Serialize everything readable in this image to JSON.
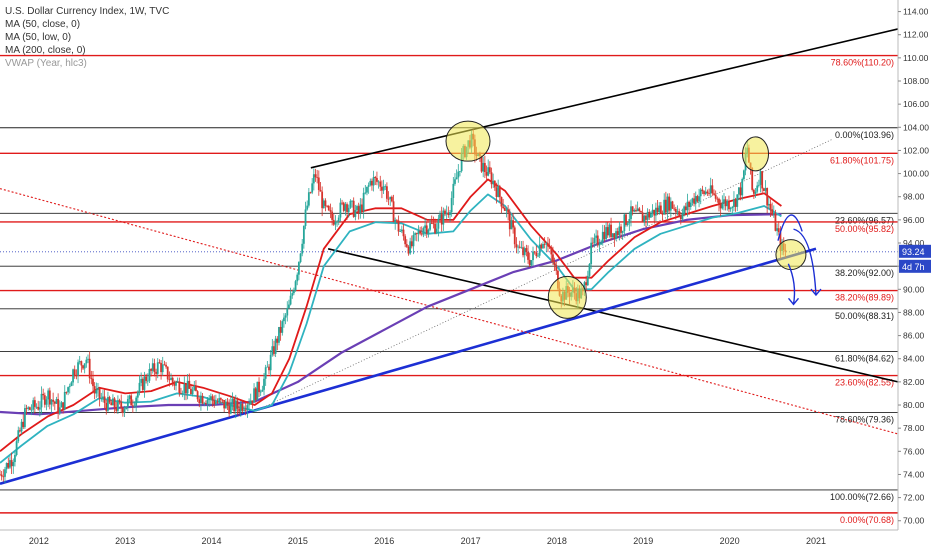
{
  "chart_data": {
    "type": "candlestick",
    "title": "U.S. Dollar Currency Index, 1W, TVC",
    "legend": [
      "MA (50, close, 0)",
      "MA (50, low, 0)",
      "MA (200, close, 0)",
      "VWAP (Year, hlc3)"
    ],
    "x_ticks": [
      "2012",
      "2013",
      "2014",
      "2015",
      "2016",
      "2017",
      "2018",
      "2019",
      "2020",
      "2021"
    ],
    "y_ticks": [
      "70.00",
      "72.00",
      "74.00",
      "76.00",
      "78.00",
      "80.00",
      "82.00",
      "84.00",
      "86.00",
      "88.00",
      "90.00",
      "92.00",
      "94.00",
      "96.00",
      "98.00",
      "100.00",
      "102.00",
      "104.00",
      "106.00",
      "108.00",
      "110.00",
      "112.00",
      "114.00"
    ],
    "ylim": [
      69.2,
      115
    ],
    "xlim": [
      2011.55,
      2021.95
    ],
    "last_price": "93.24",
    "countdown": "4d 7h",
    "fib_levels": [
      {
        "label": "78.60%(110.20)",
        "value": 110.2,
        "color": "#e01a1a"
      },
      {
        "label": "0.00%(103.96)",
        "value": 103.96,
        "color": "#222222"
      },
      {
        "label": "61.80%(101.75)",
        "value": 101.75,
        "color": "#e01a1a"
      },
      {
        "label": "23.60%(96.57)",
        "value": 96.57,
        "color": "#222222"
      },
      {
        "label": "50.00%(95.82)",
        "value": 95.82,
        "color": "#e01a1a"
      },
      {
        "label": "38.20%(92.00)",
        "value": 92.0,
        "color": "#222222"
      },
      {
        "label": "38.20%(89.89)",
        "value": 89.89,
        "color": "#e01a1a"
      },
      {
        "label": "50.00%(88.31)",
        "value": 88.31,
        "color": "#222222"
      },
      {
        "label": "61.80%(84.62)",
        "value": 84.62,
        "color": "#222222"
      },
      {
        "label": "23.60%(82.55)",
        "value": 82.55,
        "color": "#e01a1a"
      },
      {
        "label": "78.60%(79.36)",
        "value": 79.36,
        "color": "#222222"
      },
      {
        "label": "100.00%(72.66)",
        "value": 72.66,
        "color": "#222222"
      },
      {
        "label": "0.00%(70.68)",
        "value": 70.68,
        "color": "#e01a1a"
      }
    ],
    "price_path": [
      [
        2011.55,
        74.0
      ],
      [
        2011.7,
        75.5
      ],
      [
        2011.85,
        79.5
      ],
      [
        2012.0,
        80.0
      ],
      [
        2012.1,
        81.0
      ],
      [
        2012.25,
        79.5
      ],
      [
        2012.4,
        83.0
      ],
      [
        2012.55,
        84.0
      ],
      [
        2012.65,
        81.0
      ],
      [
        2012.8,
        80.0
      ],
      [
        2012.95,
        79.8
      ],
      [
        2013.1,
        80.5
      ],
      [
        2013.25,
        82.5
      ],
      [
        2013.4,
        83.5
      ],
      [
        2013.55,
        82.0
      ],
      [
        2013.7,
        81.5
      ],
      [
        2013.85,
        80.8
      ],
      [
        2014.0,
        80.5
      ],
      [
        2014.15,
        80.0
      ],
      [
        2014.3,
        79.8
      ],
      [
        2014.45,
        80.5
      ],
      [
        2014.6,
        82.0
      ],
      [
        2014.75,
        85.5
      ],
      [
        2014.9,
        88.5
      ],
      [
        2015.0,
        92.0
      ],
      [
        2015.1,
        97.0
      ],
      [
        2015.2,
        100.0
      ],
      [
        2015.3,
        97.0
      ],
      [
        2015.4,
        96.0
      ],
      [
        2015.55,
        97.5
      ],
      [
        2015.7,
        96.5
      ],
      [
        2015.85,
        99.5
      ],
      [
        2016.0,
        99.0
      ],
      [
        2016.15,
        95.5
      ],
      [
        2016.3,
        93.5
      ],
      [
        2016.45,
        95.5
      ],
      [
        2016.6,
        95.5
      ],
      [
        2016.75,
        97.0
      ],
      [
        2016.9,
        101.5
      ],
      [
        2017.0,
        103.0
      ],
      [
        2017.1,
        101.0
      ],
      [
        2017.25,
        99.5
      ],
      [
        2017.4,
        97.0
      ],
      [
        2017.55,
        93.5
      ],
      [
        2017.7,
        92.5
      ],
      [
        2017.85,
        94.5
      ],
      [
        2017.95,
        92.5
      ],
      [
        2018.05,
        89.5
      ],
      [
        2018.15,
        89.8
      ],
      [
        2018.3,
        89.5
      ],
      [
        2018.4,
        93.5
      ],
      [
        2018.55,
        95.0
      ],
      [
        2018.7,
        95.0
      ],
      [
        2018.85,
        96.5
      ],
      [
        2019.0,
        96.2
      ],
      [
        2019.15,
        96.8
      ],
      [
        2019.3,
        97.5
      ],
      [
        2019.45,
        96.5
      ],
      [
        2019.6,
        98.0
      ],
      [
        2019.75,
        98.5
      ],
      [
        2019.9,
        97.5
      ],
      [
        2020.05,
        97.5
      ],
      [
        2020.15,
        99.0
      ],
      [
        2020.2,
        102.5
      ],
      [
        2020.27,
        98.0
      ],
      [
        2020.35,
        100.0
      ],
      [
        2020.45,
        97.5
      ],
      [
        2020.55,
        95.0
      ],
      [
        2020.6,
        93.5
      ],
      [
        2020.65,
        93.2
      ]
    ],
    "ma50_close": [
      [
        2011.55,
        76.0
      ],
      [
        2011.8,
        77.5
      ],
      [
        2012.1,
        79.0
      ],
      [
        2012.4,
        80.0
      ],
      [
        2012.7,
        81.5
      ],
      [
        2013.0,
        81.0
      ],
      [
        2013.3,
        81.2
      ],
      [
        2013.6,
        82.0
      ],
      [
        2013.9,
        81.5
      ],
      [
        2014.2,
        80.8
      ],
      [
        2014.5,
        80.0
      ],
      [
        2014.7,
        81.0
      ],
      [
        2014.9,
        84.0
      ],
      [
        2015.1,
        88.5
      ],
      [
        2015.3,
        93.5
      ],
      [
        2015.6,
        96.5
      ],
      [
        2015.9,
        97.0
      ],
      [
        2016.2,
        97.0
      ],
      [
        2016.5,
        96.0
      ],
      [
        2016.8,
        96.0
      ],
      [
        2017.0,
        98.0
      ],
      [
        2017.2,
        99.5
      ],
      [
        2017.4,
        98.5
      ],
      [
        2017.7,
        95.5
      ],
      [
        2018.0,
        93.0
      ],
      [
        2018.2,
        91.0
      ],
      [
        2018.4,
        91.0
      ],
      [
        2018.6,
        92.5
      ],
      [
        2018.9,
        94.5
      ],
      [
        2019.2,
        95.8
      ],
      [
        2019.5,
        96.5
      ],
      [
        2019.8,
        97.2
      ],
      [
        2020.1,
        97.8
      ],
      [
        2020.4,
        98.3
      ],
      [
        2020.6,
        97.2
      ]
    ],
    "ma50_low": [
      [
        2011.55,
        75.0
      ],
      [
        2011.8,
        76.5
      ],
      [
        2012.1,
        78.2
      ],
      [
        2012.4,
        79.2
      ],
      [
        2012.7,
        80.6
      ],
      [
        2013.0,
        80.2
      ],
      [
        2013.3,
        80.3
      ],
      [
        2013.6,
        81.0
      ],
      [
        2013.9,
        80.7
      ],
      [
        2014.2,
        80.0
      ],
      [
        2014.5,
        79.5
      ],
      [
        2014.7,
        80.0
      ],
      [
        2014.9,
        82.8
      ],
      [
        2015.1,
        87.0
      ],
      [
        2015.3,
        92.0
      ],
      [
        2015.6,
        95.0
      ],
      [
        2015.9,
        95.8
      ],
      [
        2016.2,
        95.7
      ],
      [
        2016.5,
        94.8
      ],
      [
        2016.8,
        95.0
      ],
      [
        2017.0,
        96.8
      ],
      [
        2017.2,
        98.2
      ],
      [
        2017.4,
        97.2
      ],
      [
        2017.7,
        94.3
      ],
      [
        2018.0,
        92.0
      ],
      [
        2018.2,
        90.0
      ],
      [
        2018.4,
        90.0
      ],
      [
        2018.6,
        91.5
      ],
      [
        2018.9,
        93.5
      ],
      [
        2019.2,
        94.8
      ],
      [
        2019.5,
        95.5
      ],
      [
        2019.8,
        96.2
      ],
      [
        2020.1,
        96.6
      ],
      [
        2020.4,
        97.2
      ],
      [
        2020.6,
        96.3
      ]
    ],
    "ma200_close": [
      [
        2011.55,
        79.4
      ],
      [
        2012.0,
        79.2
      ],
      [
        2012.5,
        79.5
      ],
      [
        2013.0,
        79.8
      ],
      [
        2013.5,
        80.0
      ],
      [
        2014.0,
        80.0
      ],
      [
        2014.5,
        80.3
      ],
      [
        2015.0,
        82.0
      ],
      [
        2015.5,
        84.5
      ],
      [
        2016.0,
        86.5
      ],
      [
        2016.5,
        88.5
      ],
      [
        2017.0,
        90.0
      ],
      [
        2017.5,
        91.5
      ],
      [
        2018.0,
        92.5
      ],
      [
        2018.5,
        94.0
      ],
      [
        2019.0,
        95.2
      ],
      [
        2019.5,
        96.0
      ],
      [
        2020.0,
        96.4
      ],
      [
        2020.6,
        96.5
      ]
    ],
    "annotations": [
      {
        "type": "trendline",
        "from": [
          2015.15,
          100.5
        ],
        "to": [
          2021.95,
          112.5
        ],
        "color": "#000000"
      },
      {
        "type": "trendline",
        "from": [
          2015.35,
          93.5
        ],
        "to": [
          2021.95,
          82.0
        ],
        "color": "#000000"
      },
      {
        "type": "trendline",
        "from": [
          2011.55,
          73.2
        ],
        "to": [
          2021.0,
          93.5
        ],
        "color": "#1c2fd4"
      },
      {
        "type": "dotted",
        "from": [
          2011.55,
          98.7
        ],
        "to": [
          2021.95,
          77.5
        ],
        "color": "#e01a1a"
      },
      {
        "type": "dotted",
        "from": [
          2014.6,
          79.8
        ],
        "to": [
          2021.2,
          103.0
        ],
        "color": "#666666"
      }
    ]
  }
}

--

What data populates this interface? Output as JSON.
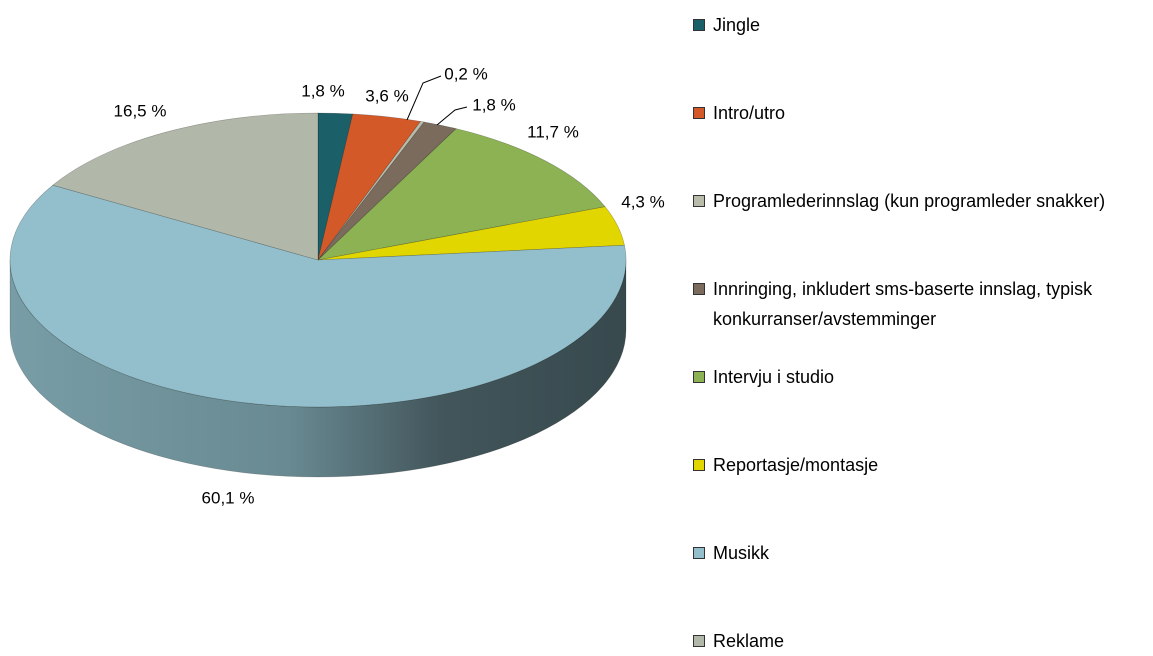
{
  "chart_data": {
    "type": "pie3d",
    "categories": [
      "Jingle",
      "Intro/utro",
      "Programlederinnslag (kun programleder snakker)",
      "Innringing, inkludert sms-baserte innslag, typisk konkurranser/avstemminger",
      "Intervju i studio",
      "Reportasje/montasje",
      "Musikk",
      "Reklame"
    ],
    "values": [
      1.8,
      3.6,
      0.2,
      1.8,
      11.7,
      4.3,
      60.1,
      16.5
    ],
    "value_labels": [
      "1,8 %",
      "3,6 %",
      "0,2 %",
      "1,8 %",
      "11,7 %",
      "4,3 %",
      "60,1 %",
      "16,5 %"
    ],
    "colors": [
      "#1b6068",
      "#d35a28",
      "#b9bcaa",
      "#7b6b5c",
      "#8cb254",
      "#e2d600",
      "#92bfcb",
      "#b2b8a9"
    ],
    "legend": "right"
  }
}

--

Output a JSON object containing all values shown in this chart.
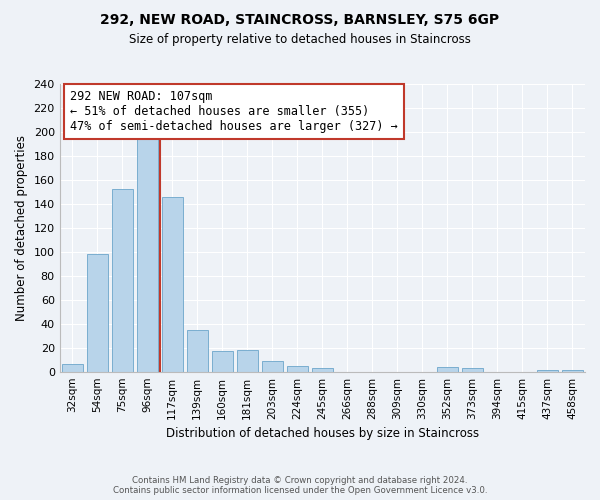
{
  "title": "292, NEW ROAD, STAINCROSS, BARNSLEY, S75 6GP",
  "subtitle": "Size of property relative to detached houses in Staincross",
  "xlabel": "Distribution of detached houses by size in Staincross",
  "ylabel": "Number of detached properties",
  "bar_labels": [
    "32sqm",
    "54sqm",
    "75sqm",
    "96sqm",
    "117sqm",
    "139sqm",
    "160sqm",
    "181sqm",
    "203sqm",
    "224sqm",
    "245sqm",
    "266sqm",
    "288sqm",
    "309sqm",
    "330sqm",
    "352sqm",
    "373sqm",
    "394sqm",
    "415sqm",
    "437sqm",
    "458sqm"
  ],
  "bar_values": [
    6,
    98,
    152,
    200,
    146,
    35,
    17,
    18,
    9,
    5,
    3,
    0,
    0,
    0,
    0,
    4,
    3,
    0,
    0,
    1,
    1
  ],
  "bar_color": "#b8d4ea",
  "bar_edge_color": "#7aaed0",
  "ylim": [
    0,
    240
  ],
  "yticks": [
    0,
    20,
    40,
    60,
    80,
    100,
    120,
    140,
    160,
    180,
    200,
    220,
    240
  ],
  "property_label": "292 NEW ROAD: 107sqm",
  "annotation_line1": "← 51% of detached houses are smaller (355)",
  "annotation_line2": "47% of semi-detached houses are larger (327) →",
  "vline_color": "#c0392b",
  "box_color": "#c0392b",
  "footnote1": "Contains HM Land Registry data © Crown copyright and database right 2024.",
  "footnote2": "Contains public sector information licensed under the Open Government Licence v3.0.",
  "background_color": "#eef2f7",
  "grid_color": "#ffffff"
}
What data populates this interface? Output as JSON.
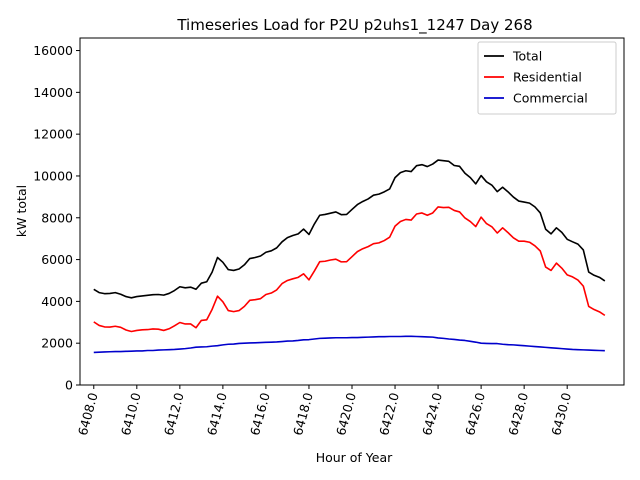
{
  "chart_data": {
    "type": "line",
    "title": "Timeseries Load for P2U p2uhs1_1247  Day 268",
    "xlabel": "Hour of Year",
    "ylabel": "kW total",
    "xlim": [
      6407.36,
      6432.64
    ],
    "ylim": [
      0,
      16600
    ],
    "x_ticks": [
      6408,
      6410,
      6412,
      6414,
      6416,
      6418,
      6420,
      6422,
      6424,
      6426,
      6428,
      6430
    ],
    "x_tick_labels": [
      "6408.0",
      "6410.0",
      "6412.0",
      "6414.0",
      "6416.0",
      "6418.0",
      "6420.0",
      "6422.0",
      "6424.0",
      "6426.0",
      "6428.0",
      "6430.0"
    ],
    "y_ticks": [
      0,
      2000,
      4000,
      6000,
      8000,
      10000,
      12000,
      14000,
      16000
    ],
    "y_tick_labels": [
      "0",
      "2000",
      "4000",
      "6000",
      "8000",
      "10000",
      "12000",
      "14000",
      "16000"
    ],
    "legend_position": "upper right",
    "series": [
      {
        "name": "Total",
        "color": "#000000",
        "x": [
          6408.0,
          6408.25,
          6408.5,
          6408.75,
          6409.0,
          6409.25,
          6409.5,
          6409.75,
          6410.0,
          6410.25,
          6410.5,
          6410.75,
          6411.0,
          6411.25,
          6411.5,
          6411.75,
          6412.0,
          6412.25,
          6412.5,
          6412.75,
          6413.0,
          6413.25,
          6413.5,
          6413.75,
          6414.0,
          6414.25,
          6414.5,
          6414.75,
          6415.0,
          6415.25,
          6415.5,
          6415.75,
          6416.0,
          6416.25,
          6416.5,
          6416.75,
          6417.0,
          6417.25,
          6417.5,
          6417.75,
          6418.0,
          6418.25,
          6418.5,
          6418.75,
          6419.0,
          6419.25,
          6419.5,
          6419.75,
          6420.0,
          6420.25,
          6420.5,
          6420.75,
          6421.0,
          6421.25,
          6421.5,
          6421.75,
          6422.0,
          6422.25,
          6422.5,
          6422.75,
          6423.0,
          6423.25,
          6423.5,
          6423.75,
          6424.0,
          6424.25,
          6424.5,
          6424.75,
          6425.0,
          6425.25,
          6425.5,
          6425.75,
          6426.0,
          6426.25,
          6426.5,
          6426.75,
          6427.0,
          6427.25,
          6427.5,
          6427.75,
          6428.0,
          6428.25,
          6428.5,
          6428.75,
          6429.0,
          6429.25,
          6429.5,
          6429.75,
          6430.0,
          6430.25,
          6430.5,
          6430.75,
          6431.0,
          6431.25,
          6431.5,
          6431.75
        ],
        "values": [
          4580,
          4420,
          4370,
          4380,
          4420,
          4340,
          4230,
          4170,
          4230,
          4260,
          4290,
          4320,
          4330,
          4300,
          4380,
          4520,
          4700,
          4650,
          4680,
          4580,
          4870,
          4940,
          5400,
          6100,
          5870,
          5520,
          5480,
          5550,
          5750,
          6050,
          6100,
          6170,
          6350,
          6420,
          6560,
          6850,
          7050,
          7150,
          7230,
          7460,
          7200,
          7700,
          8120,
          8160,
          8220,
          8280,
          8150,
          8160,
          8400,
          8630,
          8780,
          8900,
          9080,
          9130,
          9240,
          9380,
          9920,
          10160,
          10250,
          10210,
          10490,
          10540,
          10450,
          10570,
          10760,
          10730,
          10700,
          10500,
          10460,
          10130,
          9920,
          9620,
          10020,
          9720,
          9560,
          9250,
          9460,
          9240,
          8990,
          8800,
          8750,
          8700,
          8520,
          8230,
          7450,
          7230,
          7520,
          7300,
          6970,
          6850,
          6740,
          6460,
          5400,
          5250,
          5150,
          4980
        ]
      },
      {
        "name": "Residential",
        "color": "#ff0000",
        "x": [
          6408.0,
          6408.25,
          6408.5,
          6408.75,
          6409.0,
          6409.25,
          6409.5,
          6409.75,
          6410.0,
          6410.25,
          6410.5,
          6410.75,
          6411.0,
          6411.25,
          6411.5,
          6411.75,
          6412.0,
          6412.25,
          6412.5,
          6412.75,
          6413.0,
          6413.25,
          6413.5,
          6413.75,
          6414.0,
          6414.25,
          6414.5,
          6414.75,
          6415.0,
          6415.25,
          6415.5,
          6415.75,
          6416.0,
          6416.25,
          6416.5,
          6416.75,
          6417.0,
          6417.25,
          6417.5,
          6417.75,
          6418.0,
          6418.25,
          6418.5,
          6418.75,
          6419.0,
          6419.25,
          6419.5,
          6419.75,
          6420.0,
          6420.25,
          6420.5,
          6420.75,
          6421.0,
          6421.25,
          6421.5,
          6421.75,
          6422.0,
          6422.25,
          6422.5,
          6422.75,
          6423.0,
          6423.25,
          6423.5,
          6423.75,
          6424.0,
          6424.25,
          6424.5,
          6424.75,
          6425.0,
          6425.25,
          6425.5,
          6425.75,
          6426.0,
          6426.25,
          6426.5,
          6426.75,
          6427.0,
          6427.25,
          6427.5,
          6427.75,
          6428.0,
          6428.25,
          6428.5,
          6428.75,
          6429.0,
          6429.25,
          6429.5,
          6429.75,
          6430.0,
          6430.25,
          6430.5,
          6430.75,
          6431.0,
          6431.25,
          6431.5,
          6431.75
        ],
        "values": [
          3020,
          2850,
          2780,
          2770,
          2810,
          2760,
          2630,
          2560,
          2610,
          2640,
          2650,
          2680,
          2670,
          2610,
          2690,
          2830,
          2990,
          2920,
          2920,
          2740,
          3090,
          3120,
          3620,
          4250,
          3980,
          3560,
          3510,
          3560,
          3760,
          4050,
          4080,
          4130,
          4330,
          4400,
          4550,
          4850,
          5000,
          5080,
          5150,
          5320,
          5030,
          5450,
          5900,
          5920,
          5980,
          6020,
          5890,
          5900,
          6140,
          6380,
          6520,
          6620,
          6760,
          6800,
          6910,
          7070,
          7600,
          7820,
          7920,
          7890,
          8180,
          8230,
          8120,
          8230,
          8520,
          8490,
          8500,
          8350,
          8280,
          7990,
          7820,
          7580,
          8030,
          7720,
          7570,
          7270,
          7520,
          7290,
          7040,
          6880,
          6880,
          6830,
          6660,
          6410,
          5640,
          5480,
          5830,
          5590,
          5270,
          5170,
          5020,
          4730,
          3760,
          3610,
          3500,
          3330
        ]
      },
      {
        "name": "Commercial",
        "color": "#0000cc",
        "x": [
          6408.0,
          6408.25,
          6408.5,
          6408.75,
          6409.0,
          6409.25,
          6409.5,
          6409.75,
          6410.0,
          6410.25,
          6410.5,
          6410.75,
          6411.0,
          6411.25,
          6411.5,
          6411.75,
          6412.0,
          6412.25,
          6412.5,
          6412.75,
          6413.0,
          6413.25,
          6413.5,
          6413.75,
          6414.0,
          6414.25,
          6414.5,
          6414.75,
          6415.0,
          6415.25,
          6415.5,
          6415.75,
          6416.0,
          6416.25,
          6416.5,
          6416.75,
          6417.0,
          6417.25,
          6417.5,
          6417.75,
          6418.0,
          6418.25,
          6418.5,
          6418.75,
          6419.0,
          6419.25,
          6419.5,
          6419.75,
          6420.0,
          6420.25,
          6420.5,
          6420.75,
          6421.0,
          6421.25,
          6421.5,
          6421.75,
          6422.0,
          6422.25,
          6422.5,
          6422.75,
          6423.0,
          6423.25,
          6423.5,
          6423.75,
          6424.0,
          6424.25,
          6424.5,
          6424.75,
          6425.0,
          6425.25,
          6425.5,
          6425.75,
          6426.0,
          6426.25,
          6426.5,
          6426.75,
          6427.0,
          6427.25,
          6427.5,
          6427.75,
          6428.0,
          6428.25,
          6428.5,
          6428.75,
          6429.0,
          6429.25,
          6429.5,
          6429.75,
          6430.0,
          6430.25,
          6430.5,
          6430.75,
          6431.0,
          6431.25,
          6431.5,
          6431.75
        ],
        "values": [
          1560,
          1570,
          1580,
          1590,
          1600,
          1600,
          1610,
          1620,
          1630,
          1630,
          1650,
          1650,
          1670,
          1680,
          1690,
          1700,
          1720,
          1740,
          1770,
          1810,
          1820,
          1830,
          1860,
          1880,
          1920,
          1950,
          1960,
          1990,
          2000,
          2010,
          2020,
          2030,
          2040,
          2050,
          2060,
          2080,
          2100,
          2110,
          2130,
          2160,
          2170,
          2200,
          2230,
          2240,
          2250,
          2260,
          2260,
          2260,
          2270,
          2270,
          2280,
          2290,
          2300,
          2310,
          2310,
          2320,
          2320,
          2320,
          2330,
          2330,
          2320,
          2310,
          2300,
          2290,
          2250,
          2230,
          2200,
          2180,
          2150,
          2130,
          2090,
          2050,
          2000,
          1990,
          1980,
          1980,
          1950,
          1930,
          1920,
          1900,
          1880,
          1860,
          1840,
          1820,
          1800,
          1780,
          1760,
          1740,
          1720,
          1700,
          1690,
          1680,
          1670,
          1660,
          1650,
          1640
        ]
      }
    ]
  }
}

--

Task description:
In the entries above, some lines may contain the string "this"; report how many, without additional comment.

Result:
4